## BEGIN AVAILABLE DATA
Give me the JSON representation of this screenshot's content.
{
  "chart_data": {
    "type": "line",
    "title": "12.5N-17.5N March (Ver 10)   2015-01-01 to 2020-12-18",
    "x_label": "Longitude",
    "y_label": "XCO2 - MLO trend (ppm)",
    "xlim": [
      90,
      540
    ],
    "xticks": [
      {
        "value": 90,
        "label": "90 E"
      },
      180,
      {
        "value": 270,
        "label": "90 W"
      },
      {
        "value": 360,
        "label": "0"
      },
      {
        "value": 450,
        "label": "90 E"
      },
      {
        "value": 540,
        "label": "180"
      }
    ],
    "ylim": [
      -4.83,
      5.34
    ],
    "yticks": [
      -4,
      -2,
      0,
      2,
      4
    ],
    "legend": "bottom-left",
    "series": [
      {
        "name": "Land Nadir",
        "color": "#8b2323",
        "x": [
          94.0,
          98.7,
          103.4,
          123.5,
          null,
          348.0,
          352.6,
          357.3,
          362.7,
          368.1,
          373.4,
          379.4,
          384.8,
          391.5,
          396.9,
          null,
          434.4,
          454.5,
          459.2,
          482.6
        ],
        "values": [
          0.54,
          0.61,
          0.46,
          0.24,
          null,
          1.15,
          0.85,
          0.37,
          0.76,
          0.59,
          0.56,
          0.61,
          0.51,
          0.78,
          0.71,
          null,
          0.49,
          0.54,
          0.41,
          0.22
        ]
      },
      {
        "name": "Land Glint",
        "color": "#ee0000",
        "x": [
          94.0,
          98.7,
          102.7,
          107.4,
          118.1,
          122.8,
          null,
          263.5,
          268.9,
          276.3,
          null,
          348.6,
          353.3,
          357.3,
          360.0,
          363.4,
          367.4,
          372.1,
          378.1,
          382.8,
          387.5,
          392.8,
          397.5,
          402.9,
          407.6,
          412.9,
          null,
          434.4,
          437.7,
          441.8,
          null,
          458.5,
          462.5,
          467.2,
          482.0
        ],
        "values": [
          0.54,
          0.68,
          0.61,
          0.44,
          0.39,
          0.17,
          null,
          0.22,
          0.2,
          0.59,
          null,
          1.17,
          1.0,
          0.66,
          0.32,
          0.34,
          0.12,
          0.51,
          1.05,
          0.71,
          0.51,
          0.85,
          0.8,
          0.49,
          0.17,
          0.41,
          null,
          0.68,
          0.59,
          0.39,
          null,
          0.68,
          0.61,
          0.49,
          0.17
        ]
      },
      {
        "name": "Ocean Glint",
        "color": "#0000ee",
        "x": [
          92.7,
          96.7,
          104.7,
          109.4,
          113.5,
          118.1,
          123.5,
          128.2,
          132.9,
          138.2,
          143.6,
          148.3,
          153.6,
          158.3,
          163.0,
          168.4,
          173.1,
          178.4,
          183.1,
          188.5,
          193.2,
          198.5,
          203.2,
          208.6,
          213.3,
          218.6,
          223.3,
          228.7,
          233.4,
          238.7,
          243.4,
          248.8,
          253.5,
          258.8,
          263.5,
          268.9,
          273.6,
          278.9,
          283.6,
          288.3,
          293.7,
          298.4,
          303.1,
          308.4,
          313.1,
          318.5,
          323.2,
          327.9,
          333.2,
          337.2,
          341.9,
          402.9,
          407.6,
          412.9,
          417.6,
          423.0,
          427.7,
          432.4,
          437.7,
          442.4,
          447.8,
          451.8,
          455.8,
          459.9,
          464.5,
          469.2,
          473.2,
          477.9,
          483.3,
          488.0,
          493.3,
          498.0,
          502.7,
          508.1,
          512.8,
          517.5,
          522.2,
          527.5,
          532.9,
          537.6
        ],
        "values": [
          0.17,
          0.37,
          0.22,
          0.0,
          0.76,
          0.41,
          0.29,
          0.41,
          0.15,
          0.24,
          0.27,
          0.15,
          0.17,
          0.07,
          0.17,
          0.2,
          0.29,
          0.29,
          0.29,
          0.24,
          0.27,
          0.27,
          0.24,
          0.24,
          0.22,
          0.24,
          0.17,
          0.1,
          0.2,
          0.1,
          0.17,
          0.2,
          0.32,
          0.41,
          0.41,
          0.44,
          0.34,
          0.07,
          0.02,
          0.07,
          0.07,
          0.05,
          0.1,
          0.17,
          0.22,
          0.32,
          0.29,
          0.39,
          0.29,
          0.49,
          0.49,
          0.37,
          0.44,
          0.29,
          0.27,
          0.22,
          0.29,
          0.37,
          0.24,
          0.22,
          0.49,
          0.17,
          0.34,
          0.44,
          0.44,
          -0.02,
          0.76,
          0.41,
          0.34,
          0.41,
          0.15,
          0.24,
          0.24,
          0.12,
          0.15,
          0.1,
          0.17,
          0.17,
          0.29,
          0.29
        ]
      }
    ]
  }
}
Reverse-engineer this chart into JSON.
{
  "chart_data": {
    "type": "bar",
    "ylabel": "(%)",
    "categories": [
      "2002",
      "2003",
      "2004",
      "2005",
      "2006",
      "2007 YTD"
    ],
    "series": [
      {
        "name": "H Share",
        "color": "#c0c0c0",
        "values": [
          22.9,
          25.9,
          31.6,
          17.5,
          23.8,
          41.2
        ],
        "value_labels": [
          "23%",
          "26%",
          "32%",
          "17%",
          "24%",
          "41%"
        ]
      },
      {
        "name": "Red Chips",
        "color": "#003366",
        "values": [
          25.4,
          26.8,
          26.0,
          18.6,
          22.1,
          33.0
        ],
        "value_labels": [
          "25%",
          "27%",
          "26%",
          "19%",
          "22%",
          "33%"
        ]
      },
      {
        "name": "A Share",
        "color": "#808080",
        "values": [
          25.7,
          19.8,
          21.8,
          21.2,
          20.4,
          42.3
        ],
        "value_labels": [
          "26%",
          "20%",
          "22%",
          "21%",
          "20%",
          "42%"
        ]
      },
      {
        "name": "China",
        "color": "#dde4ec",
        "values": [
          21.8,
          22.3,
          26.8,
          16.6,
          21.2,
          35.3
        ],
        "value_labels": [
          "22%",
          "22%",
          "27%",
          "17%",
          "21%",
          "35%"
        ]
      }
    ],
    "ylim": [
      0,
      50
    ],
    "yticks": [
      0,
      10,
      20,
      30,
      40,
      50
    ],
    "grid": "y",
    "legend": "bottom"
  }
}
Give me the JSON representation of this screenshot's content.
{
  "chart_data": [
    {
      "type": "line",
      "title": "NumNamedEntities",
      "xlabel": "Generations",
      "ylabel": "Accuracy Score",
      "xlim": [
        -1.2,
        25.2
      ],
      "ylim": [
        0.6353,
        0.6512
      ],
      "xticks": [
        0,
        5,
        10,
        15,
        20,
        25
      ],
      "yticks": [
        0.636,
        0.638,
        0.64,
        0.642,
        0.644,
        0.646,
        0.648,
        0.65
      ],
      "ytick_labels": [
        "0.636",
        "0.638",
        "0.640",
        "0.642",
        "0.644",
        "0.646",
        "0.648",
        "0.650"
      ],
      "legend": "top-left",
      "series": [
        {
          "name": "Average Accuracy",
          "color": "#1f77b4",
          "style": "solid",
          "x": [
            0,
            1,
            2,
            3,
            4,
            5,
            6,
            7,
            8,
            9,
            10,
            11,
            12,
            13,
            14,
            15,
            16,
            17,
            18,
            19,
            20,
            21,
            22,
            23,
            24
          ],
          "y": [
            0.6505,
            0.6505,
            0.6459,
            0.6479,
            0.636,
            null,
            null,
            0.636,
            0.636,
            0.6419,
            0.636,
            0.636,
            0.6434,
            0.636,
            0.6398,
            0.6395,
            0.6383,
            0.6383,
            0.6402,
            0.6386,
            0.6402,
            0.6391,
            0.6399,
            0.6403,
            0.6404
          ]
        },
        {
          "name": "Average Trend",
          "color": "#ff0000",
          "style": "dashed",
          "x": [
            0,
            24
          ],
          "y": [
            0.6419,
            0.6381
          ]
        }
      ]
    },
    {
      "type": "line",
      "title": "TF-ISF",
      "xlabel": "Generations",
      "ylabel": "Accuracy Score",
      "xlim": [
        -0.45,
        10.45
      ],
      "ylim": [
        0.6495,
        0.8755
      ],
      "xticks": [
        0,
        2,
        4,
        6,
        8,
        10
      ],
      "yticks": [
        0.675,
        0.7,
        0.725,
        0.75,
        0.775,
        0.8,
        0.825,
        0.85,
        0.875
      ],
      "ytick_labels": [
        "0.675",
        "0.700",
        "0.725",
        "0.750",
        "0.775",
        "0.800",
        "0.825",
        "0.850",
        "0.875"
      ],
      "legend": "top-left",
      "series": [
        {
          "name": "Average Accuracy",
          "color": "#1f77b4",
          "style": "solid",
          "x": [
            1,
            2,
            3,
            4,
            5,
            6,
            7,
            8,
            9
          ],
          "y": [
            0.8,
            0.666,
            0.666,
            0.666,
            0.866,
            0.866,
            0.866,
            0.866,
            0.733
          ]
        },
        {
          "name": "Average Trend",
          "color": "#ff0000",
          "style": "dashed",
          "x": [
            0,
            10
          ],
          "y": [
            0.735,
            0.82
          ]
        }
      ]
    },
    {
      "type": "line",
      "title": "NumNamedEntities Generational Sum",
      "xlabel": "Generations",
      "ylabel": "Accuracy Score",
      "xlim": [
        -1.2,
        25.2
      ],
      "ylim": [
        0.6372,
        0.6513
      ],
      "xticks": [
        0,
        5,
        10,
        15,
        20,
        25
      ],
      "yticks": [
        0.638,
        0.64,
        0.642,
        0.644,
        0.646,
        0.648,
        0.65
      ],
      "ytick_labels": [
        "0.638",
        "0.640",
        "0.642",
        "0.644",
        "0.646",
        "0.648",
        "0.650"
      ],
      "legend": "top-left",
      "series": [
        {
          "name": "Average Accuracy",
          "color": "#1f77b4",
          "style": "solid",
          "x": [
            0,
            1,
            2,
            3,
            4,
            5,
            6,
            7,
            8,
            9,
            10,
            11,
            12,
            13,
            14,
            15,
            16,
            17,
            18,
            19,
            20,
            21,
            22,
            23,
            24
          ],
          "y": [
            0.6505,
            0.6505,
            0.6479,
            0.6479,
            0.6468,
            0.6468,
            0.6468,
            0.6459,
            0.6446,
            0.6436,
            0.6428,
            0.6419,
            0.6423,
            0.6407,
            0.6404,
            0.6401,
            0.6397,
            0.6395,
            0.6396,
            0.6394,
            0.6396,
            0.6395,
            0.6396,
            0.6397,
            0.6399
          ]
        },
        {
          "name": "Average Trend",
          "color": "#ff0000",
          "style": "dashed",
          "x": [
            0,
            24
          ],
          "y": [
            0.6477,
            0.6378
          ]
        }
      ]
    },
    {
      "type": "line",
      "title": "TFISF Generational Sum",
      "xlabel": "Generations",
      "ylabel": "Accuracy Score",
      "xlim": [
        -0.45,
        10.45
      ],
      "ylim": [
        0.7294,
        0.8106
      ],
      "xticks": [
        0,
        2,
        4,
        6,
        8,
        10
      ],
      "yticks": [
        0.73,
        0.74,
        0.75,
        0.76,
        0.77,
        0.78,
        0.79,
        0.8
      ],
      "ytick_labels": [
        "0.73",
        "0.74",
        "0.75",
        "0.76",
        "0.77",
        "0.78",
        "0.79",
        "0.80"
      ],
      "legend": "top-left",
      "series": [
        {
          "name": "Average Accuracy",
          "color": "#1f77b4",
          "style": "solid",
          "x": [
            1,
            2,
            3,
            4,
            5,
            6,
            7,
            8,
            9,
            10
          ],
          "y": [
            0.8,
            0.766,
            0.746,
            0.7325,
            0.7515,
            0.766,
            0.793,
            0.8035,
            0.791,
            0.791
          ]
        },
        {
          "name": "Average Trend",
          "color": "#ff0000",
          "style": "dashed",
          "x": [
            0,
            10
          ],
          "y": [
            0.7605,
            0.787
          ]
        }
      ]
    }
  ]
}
## END AVAILABLE DATA
WORK TO DO:
In the listing above, find each line with the word "title" and copy it.

FINAL ANSWER:
    "title": "12.5N-17.5N March (Ver 10)   2015-01-01 to 2020-12-18",
      "title": "NumNamedEntities",
      "title": "TF-ISF",
      "title": "NumNamedEntities Generational Sum",
      "title": "TFISF Generational Sum",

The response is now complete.